Could you output each line of the data that follows exactly?

[START OF Dataset rows]

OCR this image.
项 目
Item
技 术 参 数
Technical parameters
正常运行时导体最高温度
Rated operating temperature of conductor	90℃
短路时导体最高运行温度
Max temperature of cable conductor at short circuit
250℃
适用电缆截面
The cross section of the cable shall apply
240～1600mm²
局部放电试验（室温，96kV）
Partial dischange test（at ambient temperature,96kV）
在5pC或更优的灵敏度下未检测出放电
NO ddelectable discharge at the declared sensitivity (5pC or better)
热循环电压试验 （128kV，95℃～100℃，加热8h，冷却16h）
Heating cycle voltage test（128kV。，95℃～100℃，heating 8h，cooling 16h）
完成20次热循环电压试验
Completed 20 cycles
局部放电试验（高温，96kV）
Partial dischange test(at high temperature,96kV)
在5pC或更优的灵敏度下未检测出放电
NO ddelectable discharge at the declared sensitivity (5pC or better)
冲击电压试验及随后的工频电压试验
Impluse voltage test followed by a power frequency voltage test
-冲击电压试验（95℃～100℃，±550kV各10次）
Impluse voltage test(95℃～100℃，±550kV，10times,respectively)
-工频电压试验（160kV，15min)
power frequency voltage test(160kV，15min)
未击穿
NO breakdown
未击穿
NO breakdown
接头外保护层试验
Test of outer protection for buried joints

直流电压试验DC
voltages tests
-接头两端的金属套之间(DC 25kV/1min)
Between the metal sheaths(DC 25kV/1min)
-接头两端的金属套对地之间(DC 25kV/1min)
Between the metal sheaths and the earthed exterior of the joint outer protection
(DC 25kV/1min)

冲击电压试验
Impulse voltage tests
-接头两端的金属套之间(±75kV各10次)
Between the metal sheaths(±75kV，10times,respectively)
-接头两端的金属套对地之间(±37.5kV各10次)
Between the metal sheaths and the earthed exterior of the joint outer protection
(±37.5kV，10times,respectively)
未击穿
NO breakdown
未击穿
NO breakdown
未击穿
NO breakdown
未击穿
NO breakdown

[END OF Dataset rows]

#### [Task answer]
OCR this image.
项 目
Item
技 术 参 数
Technical parameters
正常运行时导体最高温度
Rated operating temperature of conductor	90℃
短路时导体最高运行温度
Max temperature of cable conductor at short circuit
250℃
适用电缆截面
The cross section of the cable shall apply
240～1600mm²
局部放电试验（室温，96kV）
Partial dischange test（at ambient temperature,96kV）
在5pC或更优的灵敏度下未检测出放电
NO ddelectable discharge at the declared sensitivity (5pC or better)
热循环电压试验 （128kV，95℃～100℃，加热8h，冷却16h）
Heating cycle voltage test（128kV。，95℃～100℃，heating 8h，cooling 16h）
完成20次热循环电压试验
Completed 20 cycles
局部放电试验（高温，96kV）
Partial dischange test(at high temperature,96kV)
在5pC或更优的灵敏度下未检测出放电
NO ddelectable discharge at the declared sensitivity (5pC or better)
冲击电压试验及随后的工频电压试验
Impluse voltage test followed by a power frequency voltage test
-冲击电压试验（95℃～100℃，±550kV各10次）
Impluse voltage test(95℃～100℃，±550kV，10times,respectively)
-工频电压试验（160kV，15min)
power frequency voltage test(160kV，15min)
未击穿
NO breakdown
未击穿
NO breakdown
接头外保护层试验
Test of outer protection for buried joints

直流电压试验DC
voltages tests
-接头两端的金属套之间(DC 25kV/1min)
Between the metal sheaths(DC 25kV/1min)
-接头两端的金属套对地之间(DC 25kV/1min)
Between the metal sheaths and the earthed exterior of the joint outer protection
(DC 25kV/1min)

冲击电压试验
Impulse voltage tests
-接头两端的金属套之间(±75kV各10次)
Between the metal sheaths(±75kV，10times,respectively)
-接头两端的金属套对地之间(±37.5kV各10次)
Between the metal sheaths and the earthed exterior of the joint outer protection
(±37.5kV，10times,respectively)
未击穿
NO breakdown
未击穿
NO breakdown
未击穿
NO breakdown
未击穿
NO breakdown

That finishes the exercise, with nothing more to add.